> Dataset entries:
╔══
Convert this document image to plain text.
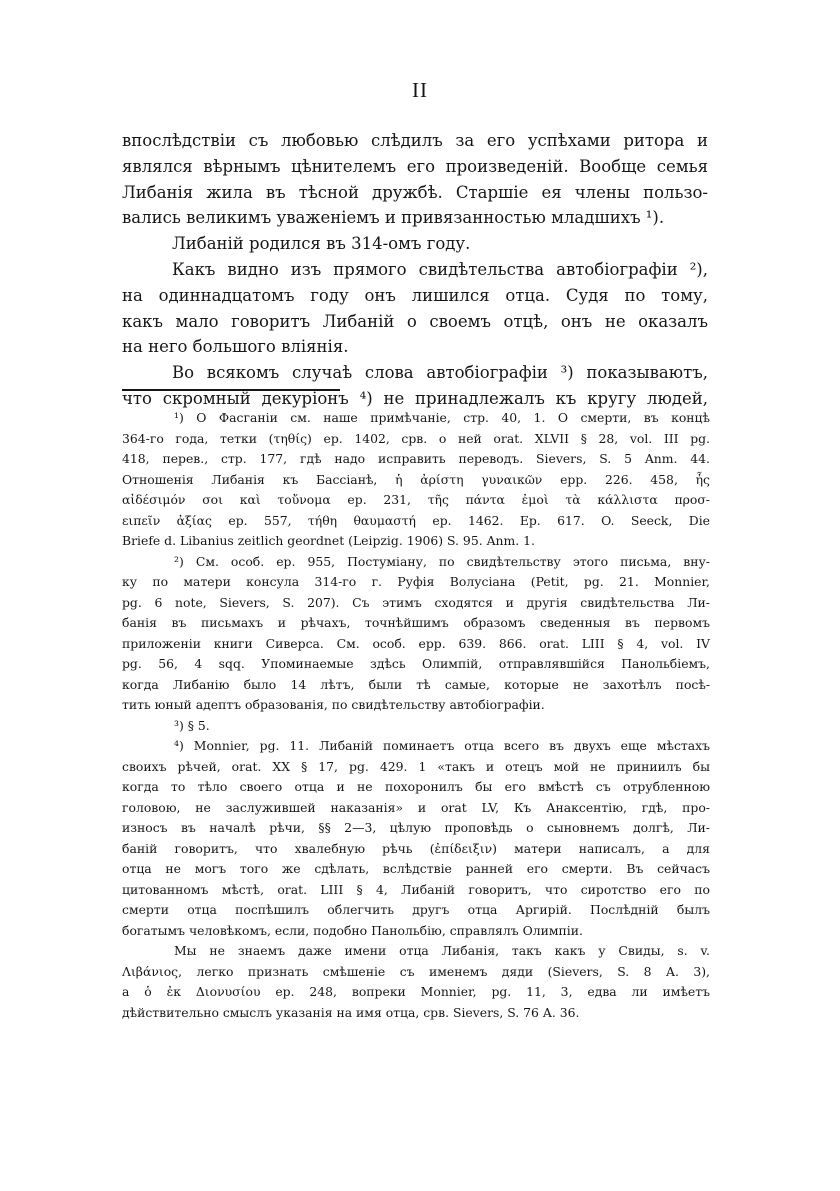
II
впослѣдствіи съ любовью слѣдилъ за его успѣхами ритора и
являлся вѣрнымъ цѣнителемъ его произведеній. Вообще семья
Либанія жила въ тѣсной дружбѣ. Старшіе ея члены пользо-
вались великимъ уваженіемъ и привязанностью младшихъ ¹).
Либаній родился въ 314-омъ году.
Какъ видно изъ прямого свидѣтельства автобіографіи ²),
на одиннадцатомъ году онъ лишился отца. Судя по тому,
какъ мало говоритъ Либаній о своемъ отцѣ, онъ не оказалъ
на него большого вліянія.
Во всякомъ случаѣ слова автобіографіи ³) показываютъ,
что скромный декуріонъ ⁴) не принадлежалъ къ кругу людей,
¹) О Фасганіи см. наше примѣчаніе, стр. 40, 1. О смерти, въ концѣ
364-го года, тетки (τηθίς) ер. 1402, срв. о ней orat. XLVII § 28, vol. III pg.
418, перев., стр. 177, гдѣ надо исправить переводъ. Sievers, S. 5 Anm. 44.
Отношенія Либанія къ Бассіанѣ, ἡ ἀρίστη γυναικῶν epp. 226. 458, ἧς
αἰδέσιμόν σοι καὶ τοὔνομα ер. 231, τῆς πάντα ἐμοὶ τὰ κάλλιστα προσ-
ειπεῖν ἀξίας ер. 557, τήθη θαυμαστή ер. 1462. Ep. 617. O. Seeck, Die
Briefe d. Libanius zeitlich geordnet (Leipzig. 1906) S. 95. Anm. 1.
²) См. особ. ер. 955, Постуміану, по свидѣтельству этого письма, вну-
ку по матери консула 314-го г. Руфія Волусіана (Petit, pg. 21. Monnier,
pg. 6 note, Sievers, S. 207). Съ этимъ сходятся и другія свидѣтельства Ли-
банія въ письмахъ и рѣчахъ, точнѣйшимъ образомъ сведенныя въ первомъ
приложеніи книги Сиверса. См. особ. epp. 639. 866. orat. LIII § 4, vol. IV
pg. 56, 4 sqq. Упоминаемые здѣсь Олимпій, отправлявшійся Панольбіемъ,
когда Либанію было 14 лѣтъ, были тѣ самые, которые не захотѣлъ посѣ-
тить юный адептъ образованія, по свидѣтельству автобіографіи.
³) § 5.
⁴) Monnier, pg. 11. Либаній поминаетъ отца всего въ двухъ еще мѣстахъ
своихъ рѣчей, orat. XX § 17, pg. 429. 1 «такъ и отецъ мой не приниилъ бы
когда то тѣло своего отца и не похоронилъ бы его вмѣстѣ съ отрубленною
головою, не заслужившей наказанія» и orat LV, Къ Анаксентію, гдѣ, про-
износъ въ началѣ рѣчи, §§ 2—3, цѣлую проповѣдь о сыновнемъ долгѣ, Ли-
баній говоритъ, что хвалебную рѣчь (ἐπίδειξιν) матери написалъ, а для
отца не могъ того же сдѣлать, вслѣдствіе ранней его смерти. Въ сейчасъ
цитованномъ мѣстѣ, orat. LIII § 4, Либаній говоритъ, что сиротство его по
смерти отца поспѣшилъ облегчить другъ отца Аргирій. Послѣдній былъ
богатымъ человѣкомъ, если, подобно Панольбію, справлялъ Олимпіи.
Мы не знаемъ даже имени отца Либанія, такъ какъ у Свиды, s. v.
Λιβάνιος, легко признать смѣшеніе съ именемъ дяди (Sievers, S. 8 A. 3),
а ὁ ἐκ Διονυσίου ер. 248, вопреки Monnier, pg. 11, 3, едва ли имѣетъ
дѣйствительно смыслъ указанія на имя отца, срв. Sievers, S. 76 A. 36.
╚══
> Exercise instructions:
Identify the lines in the entries above that contain "говоритъ", then copy them out.

> Exercise solution:
какъ мало говоритъ Либаній о своемъ отцѣ, онъ не оказалъ
баній говоритъ, что хвалебную рѣчь (ἐπίδειξιν) матери написалъ, а для
цитованномъ мѣстѣ, orat. LIII § 4, Либаній говоритъ, что сиротство его по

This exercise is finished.